■ **DATASET RECORDS**:
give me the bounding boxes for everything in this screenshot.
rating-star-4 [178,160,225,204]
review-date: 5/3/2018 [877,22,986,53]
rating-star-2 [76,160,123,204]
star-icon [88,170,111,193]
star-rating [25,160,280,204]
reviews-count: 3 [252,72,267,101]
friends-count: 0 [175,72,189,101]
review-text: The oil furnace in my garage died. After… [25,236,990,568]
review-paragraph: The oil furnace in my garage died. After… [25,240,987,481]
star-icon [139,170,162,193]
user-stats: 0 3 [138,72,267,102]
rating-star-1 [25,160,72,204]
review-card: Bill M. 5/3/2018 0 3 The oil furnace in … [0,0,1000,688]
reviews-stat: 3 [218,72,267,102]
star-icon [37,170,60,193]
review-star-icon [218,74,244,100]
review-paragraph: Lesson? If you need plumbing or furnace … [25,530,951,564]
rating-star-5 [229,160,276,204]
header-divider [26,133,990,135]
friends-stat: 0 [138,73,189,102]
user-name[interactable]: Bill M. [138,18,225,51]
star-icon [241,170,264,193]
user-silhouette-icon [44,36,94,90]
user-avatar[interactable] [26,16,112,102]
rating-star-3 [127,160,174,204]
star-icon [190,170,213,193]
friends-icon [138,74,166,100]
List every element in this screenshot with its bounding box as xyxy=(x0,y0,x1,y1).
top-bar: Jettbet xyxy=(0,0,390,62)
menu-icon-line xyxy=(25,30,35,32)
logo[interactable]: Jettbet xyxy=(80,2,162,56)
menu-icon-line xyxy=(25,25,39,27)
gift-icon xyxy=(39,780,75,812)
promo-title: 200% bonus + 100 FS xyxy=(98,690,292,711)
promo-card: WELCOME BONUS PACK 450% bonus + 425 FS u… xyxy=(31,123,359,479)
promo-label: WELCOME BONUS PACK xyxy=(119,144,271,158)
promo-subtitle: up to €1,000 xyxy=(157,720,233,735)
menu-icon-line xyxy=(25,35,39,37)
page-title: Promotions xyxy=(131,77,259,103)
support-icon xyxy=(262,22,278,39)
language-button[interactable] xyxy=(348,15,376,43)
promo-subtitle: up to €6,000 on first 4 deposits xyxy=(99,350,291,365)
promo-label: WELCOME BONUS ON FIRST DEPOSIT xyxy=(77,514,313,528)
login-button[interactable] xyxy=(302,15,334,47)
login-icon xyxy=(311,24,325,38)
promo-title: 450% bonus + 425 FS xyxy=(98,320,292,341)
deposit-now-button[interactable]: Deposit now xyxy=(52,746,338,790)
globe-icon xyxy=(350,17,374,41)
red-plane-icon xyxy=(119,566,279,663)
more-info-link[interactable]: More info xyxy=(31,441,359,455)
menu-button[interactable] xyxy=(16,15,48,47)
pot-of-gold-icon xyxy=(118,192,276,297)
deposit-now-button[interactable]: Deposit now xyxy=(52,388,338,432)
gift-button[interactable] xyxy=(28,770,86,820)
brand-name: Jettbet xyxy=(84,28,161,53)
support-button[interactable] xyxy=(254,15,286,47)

■ **JOB**:
Copy out every entry above word for word, keeping each line unchanged.

■ **TASK RESULT**:
give me the bounding boxes for everything in this screenshot.
rating-star-4 [178,160,225,204]
review-date: 5/3/2018 [877,22,986,53]
rating-star-2 [76,160,123,204]
star-icon [88,170,111,193]
star-rating [25,160,280,204]
reviews-count: 3 [252,72,267,101]
friends-count: 0 [175,72,189,101]
review-text: The oil furnace in my garage died. After… [25,236,990,568]
review-paragraph: The oil furnace in my garage died. After… [25,240,987,481]
star-icon [139,170,162,193]
user-stats: 0 3 [138,72,267,102]
rating-star-1 [25,160,72,204]
review-card: Bill M. 5/3/2018 0 3 The oil furnace in … [0,0,1000,688]
reviews-stat: 3 [218,72,267,102]
star-icon [37,170,60,193]
review-star-icon [218,74,244,100]
review-paragraph: Lesson? If you need plumbing or furnace … [25,530,951,564]
rating-star-5 [229,160,276,204]
header-divider [26,133,990,135]
friends-stat: 0 [138,73,189,102]
user-name[interactable]: Bill M. [138,18,225,51]
star-icon [241,170,264,193]
user-silhouette-icon [44,36,94,90]
user-avatar[interactable] [26,16,112,102]
rating-star-3 [127,160,174,204]
star-icon [190,170,213,193]
friends-icon [138,74,166,100]
List every element in this screenshot with its bounding box as xyxy=(x0,y0,x1,y1).
top-bar: Jettbet xyxy=(0,0,390,62)
menu-icon-line xyxy=(25,30,35,32)
logo[interactable]: Jettbet xyxy=(80,2,162,56)
menu-icon-line xyxy=(25,25,39,27)
gift-icon xyxy=(39,780,75,812)
promo-title: 200% bonus + 100 FS xyxy=(98,690,292,711)
promo-card: WELCOME BONUS PACK 450% bonus + 425 FS u… xyxy=(31,123,359,479)
promo-label: WELCOME BONUS PACK xyxy=(119,144,271,158)
promo-subtitle: up to €1,000 xyxy=(157,720,233,735)
menu-icon-line xyxy=(25,35,39,37)
page-title: Promotions xyxy=(131,77,259,103)
support-icon xyxy=(262,22,278,39)
language-button[interactable] xyxy=(348,15,376,43)
promo-subtitle: up to €6,000 on first 4 deposits xyxy=(99,350,291,365)
promo-label: WELCOME BONUS ON FIRST DEPOSIT xyxy=(77,514,313,528)
login-button[interactable] xyxy=(302,15,334,47)
login-icon xyxy=(311,24,325,38)
promo-title: 450% bonus + 425 FS xyxy=(98,320,292,341)
deposit-now-button[interactable]: Deposit now xyxy=(52,746,338,790)
globe-icon xyxy=(350,17,374,41)
red-plane-icon xyxy=(119,566,279,663)
more-info-link[interactable]: More info xyxy=(31,441,359,455)
menu-button[interactable] xyxy=(16,15,48,47)
pot-of-gold-icon xyxy=(118,192,276,297)
deposit-now-button[interactable]: Deposit now xyxy=(52,388,338,432)
gift-button[interactable] xyxy=(28,770,86,820)
brand-name: Jettbet xyxy=(84,28,161,53)
support-button[interactable] xyxy=(254,15,286,47)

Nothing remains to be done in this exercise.